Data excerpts
**********

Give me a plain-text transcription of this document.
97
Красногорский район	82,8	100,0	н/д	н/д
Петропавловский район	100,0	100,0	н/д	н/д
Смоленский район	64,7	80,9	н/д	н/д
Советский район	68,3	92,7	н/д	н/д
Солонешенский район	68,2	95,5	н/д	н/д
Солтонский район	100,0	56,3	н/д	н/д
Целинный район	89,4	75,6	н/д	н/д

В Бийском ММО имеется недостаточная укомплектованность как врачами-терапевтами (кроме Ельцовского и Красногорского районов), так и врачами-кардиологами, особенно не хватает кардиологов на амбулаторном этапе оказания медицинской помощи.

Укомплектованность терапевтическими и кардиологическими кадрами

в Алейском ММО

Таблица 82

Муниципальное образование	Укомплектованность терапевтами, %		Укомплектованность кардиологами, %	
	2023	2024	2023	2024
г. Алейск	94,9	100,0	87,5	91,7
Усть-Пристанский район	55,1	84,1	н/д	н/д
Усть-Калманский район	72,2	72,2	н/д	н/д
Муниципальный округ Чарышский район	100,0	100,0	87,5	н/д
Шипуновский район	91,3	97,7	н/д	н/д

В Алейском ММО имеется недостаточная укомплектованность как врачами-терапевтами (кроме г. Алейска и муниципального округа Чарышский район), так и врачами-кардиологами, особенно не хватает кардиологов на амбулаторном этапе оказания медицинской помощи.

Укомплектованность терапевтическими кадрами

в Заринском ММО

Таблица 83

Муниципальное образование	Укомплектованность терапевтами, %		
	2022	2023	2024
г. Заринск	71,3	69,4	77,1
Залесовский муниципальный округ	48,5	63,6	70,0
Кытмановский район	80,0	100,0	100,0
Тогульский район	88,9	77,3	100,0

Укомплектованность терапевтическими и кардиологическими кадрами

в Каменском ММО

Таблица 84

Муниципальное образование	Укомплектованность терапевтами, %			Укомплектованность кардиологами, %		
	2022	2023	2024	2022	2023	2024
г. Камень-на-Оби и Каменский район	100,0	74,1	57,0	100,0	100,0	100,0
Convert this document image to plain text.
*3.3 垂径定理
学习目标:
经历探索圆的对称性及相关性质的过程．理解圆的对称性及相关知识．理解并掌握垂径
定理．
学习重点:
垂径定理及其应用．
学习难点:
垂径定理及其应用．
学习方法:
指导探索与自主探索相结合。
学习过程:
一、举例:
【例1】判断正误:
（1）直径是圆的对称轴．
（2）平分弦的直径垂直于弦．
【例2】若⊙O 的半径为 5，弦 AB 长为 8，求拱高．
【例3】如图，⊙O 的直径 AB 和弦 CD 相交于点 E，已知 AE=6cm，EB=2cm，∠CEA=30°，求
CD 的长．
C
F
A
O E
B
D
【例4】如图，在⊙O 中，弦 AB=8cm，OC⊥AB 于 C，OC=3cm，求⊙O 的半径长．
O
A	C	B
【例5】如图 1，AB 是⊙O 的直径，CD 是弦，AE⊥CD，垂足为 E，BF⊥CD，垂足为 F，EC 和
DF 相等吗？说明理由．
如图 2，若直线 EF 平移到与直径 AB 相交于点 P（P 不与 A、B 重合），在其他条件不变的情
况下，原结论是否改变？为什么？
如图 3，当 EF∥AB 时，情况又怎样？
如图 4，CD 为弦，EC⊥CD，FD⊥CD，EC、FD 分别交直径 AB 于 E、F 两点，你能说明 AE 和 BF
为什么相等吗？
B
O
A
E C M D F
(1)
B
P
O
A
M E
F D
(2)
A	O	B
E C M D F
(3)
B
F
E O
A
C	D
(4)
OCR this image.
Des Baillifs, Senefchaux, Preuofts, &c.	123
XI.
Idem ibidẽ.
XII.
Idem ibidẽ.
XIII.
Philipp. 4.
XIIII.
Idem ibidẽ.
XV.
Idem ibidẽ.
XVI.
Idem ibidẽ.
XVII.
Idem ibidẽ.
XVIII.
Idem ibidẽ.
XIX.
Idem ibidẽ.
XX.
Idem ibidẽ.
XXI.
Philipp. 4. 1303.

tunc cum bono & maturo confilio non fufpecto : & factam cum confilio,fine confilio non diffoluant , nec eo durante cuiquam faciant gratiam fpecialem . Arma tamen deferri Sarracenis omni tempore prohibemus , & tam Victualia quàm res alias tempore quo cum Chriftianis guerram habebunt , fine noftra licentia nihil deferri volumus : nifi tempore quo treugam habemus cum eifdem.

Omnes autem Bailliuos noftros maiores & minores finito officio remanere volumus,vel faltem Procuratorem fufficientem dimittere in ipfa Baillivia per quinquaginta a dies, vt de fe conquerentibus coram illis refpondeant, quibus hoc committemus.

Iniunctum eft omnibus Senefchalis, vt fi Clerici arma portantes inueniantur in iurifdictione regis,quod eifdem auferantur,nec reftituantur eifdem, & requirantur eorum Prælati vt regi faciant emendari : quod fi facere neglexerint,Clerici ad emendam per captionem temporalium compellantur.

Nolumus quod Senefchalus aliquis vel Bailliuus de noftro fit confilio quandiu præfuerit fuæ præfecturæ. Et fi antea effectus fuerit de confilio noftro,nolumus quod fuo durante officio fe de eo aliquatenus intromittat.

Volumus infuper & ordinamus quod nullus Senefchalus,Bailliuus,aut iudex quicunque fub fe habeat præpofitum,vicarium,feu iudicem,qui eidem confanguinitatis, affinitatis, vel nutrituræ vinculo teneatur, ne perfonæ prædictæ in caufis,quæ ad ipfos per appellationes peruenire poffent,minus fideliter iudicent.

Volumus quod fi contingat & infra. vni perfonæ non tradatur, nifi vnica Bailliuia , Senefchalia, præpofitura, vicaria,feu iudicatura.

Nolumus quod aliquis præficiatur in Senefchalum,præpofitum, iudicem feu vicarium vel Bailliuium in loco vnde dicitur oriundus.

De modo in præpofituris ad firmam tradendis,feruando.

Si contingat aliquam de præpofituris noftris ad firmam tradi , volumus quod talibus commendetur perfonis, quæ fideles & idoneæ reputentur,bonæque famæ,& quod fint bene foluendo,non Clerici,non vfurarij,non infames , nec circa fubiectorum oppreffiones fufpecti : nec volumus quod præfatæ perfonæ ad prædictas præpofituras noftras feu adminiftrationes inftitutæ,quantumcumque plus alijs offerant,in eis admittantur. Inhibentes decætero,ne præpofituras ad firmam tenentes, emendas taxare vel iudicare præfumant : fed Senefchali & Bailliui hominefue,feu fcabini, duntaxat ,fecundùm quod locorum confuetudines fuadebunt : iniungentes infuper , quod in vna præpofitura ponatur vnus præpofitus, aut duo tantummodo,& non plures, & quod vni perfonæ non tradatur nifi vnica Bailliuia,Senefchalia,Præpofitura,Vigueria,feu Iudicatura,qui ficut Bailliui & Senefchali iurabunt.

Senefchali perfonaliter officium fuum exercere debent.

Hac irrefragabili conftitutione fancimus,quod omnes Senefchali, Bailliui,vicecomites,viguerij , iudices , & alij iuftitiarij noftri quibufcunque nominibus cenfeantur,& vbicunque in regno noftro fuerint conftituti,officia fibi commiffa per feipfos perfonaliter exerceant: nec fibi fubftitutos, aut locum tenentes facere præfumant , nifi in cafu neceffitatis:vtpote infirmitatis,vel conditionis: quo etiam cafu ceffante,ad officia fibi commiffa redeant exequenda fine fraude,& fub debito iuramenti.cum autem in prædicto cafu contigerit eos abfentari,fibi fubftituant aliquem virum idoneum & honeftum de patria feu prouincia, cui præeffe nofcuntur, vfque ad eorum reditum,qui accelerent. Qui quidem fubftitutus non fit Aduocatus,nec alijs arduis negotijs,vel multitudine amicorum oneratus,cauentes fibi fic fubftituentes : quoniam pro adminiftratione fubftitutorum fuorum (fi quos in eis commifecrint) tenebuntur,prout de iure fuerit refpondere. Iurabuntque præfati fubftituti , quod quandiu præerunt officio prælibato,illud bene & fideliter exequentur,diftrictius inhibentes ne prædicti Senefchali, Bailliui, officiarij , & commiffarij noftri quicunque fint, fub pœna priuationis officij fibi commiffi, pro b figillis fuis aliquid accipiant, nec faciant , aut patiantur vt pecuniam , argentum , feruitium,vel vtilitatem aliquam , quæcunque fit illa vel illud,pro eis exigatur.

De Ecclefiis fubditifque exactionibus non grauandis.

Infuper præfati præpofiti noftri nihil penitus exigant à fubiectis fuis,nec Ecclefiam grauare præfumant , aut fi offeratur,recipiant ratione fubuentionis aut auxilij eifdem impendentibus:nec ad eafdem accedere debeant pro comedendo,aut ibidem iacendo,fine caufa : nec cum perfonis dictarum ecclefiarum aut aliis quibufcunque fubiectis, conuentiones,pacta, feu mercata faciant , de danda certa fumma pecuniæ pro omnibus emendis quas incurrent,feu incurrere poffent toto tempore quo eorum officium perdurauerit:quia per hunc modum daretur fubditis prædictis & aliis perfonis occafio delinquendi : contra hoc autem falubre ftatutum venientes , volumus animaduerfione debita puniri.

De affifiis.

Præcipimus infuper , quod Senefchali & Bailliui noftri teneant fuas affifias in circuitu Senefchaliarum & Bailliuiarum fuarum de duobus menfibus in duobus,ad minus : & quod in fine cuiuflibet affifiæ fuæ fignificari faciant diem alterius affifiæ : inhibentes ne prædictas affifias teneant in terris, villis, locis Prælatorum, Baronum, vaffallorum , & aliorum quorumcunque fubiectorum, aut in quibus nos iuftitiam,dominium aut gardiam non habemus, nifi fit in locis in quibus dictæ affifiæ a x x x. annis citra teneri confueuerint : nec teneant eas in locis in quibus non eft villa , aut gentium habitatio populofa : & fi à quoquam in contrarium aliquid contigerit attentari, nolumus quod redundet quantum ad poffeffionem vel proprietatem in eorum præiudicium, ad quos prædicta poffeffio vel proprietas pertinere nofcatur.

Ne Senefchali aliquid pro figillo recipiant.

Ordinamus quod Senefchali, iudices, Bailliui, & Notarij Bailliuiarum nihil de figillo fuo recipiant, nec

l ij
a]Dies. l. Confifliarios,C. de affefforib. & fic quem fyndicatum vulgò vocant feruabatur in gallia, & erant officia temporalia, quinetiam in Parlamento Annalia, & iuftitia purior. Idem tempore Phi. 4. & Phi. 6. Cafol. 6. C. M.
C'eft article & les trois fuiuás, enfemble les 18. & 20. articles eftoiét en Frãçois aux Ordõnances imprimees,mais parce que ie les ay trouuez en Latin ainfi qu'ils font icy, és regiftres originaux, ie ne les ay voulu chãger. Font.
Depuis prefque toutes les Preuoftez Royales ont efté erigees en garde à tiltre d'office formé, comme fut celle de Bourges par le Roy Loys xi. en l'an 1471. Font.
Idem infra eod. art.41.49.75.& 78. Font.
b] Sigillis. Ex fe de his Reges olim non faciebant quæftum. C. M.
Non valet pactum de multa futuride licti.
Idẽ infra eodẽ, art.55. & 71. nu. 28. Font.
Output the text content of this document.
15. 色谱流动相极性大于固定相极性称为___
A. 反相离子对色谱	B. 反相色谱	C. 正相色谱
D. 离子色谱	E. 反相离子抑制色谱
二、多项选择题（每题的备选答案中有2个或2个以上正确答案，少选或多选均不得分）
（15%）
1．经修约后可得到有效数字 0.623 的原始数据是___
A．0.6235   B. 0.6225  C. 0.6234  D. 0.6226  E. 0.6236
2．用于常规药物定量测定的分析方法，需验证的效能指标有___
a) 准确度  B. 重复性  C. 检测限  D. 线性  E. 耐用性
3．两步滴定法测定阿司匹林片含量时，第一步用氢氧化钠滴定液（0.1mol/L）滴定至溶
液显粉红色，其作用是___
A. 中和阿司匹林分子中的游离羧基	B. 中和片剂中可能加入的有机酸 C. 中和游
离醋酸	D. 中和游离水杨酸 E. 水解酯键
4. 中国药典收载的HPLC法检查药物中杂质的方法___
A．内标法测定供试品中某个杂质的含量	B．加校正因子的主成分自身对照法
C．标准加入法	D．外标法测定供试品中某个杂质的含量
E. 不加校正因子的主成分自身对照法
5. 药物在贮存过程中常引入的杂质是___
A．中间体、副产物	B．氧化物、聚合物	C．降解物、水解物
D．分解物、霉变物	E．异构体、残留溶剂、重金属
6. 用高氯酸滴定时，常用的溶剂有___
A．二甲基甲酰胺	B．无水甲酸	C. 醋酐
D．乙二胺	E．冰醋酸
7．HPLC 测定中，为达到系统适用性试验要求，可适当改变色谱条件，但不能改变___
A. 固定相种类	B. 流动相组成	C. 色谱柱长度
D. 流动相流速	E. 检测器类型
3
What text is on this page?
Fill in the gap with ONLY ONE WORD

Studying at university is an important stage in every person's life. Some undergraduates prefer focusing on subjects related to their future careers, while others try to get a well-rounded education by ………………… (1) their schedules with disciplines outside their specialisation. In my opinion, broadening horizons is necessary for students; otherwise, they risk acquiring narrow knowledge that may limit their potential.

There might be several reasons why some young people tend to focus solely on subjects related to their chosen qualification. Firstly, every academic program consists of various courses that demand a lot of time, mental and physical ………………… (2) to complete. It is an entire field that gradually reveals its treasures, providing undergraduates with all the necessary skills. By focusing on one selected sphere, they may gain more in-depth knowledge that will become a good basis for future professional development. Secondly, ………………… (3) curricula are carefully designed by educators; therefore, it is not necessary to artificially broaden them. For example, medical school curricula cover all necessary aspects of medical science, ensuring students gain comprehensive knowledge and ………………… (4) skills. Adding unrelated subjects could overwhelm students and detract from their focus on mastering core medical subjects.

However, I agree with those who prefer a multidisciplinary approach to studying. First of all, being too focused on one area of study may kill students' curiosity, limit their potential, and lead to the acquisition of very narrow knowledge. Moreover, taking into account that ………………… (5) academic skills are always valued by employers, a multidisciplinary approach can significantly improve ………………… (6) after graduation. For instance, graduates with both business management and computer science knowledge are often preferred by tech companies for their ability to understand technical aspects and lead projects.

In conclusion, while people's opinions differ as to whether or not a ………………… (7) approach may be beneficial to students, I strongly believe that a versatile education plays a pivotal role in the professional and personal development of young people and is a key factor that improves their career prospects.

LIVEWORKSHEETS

**********

→ What is required:
Filter the entries down to the lines containing "document". Copy each of those lines.

→ Result of this exercise:
Give me a plain-text transcription of this document.
Convert this document image to plain text.
Output the text content of this document.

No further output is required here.